# STATED PROBLEM:
Your task is to reproduce the material exactly.

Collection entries
● ● ● ●
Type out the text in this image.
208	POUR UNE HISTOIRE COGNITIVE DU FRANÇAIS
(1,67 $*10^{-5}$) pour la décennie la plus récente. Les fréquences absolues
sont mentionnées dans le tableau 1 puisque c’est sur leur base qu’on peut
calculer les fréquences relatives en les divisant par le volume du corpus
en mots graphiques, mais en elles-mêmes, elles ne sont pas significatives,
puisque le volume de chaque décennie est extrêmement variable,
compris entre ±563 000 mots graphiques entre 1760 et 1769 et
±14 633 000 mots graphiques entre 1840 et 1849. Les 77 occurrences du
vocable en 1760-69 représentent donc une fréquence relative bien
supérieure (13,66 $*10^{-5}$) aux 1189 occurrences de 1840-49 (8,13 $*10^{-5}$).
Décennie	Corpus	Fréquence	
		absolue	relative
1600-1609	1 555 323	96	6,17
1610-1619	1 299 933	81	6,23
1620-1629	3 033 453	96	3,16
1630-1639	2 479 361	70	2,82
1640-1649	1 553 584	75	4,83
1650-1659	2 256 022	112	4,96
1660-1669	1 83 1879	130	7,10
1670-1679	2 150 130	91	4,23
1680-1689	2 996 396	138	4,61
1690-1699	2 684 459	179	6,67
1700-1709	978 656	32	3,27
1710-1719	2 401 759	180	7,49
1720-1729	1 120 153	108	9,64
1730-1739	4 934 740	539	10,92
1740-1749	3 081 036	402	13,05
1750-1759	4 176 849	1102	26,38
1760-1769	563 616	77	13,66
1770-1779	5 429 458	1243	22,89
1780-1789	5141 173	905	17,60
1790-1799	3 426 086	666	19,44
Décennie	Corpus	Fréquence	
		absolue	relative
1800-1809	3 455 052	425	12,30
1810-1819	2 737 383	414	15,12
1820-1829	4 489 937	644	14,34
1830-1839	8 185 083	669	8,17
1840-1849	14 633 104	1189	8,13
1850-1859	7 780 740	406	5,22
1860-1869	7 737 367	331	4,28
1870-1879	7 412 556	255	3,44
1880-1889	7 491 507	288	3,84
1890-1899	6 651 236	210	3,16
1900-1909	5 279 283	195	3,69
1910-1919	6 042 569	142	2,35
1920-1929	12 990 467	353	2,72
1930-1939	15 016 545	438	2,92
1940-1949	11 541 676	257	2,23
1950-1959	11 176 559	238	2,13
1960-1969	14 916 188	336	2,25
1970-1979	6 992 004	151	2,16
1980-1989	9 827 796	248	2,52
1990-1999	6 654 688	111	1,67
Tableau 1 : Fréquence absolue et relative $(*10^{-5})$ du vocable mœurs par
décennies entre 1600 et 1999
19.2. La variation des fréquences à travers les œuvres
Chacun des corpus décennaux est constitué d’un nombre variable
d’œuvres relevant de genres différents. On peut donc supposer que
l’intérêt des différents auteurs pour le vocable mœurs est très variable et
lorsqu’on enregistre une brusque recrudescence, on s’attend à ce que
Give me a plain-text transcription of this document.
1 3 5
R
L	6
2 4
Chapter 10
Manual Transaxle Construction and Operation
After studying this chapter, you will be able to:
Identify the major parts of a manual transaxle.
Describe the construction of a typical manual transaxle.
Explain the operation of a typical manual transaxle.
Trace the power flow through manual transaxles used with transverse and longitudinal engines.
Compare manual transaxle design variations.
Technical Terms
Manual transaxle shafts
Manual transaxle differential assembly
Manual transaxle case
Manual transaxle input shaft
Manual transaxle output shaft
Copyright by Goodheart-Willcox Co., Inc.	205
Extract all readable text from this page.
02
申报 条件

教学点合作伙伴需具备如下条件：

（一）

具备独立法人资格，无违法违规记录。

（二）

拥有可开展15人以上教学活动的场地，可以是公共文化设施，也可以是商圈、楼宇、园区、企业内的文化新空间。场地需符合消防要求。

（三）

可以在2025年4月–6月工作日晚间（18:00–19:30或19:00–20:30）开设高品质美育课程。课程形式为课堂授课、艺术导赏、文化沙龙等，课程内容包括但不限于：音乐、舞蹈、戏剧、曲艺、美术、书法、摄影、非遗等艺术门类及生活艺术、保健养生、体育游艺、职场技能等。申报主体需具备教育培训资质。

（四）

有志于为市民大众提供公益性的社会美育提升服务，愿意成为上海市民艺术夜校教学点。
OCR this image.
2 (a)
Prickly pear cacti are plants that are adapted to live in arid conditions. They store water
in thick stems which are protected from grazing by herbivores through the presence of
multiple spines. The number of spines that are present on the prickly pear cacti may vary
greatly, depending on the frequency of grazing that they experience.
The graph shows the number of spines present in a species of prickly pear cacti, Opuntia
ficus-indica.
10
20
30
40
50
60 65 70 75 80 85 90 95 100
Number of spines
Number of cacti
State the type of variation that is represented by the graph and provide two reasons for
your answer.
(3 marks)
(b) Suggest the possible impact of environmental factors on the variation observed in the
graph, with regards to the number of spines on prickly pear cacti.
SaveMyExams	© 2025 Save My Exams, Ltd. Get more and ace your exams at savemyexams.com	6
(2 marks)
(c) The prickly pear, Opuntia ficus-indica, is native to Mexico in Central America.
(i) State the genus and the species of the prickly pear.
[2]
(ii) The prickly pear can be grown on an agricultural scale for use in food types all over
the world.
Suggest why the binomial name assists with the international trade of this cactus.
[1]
● ● ● ●
# WRITTEN ANSWER:
Type out the text in this image.
208	POUR UNE HISTOIRE COGNITIVE DU FRANÇAIS
(1,67 $*10^{-5}$) pour la décennie la plus récente. Les fréquences absolues
sont mentionnées dans le tableau 1 puisque c’est sur leur base qu’on peut
calculer les fréquences relatives en les divisant par le volume du corpus
en mots graphiques, mais en elles-mêmes, elles ne sont pas significatives,
puisque le volume de chaque décennie est extrêmement variable,
compris entre ±563 000 mots graphiques entre 1760 et 1769 et
±14 633 000 mots graphiques entre 1840 et 1849. Les 77 occurrences du
vocable en 1760-69 représentent donc une fréquence relative bien
supérieure (13,66 $*10^{-5}$) aux 1189 occurrences de 1840-49 (8,13 $*10^{-5}$).
Décennie	Corpus	Fréquence	
		absolue	relative
1600-1609	1 555 323	96	6,17
1610-1619	1 299 933	81	6,23
1620-1629	3 033 453	96	3,16
1630-1639	2 479 361	70	2,82
1640-1649	1 553 584	75	4,83
1650-1659	2 256 022	112	4,96
1660-1669	1 83 1879	130	7,10
1670-1679	2 150 130	91	4,23
1680-1689	2 996 396	138	4,61
1690-1699	2 684 459	179	6,67
1700-1709	978 656	32	3,27
1710-1719	2 401 759	180	7,49
1720-1729	1 120 153	108	9,64
1730-1739	4 934 740	539	10,92
1740-1749	3 081 036	402	13,05
1750-1759	4 176 849	1102	26,38
1760-1769	563 616	77	13,66
1770-1779	5 429 458	1243	22,89
1780-1789	5141 173	905	17,60
1790-1799	3 426 086	666	19,44
Décennie	Corpus	Fréquence	
		absolue	relative
1800-1809	3 455 052	425	12,30
1810-1819	2 737 383	414	15,12
1820-1829	4 489 937	644	14,34
1830-1839	8 185 083	669	8,17
1840-1849	14 633 104	1189	8,13
1850-1859	7 780 740	406	5,22
1860-1869	7 737 367	331	4,28
1870-1879	7 412 556	255	3,44
1880-1889	7 491 507	288	3,84
1890-1899	6 651 236	210	3,16
1900-1909	5 279 283	195	3,69
1910-1919	6 042 569	142	2,35
1920-1929	12 990 467	353	2,72
1930-1939	15 016 545	438	2,92
1940-1949	11 541 676	257	2,23
1950-1959	11 176 559	238	2,13
1960-1969	14 916 188	336	2,25
1970-1979	6 992 004	151	2,16
1980-1989	9 827 796	248	2,52
1990-1999	6 654 688	111	1,67
Tableau 1 : Fréquence absolue et relative $(*10^{-5})$ du vocable mœurs par
décennies entre 1600 et 1999
19.2. La variation des fréquences à travers les œuvres
Chacun des corpus décennaux est constitué d’un nombre variable
d’œuvres relevant de genres différents. On peut donc supposer que
l’intérêt des différents auteurs pour le vocable mœurs est très variable et
lorsqu’on enregistre une brusque recrudescence, on s’attend à ce que
Give me a plain-text transcription of this document.
1 3 5
R
L	6
2 4
Chapter 10
Manual Transaxle Construction and Operation
After studying this chapter, you will be able to:
Identify the major parts of a manual transaxle.
Describe the construction of a typical manual transaxle.
Explain the operation of a typical manual transaxle.
Trace the power flow through manual transaxles used with transverse and longitudinal engines.
Compare manual transaxle design variations.
Technical Terms
Manual transaxle shafts
Manual transaxle differential assembly
Manual transaxle case
Manual transaxle input shaft
Manual transaxle output shaft
Copyright by Goodheart-Willcox Co., Inc.	205
Extract all readable text from this page.
02
申报 条件

教学点合作伙伴需具备如下条件：

（一）

具备独立法人资格，无违法违规记录。

（二）

拥有可开展15人以上教学活动的场地，可以是公共文化设施，也可以是商圈、楼宇、园区、企业内的文化新空间。场地需符合消防要求。

（三）

可以在2025年4月–6月工作日晚间（18:00–19:30或19:00–20:30）开设高品质美育课程。课程形式为课堂授课、艺术导赏、文化沙龙等，课程内容包括但不限于：音乐、舞蹈、戏剧、曲艺、美术、书法、摄影、非遗等艺术门类及生活艺术、保健养生、体育游艺、职场技能等。申报主体需具备教育培训资质。

（四）

有志于为市民大众提供公益性的社会美育提升服务，愿意成为上海市民艺术夜校教学点。
OCR this image.
2 (a)
Prickly pear cacti are plants that are adapted to live in arid conditions. They store water
in thick stems which are protected from grazing by herbivores through the presence of
multiple spines. The number of spines that are present on the prickly pear cacti may vary
greatly, depending on the frequency of grazing that they experience.
The graph shows the number of spines present in a species of prickly pear cacti, Opuntia
ficus-indica.
10
20
30
40
50
60 65 70 75 80 85 90 95 100
Number of spines
Number of cacti
State the type of variation that is represented by the graph and provide two reasons for
your answer.
(3 marks)
(b) Suggest the possible impact of environmental factors on the variation observed in the
graph, with regards to the number of spines on prickly pear cacti.
SaveMyExams	© 2025 Save My Exams, Ltd. Get more and ace your exams at savemyexams.com	6
(2 marks)
(c) The prickly pear, Opuntia ficus-indica, is native to Mexico in Central America.
(i) State the genus and the species of the prickly pear.
[2]
(ii) The prickly pear can be grown on an agricultural scale for use in food types all over
the world.
Suggest why the binomial name assists with the international trade of this cactus.
[1]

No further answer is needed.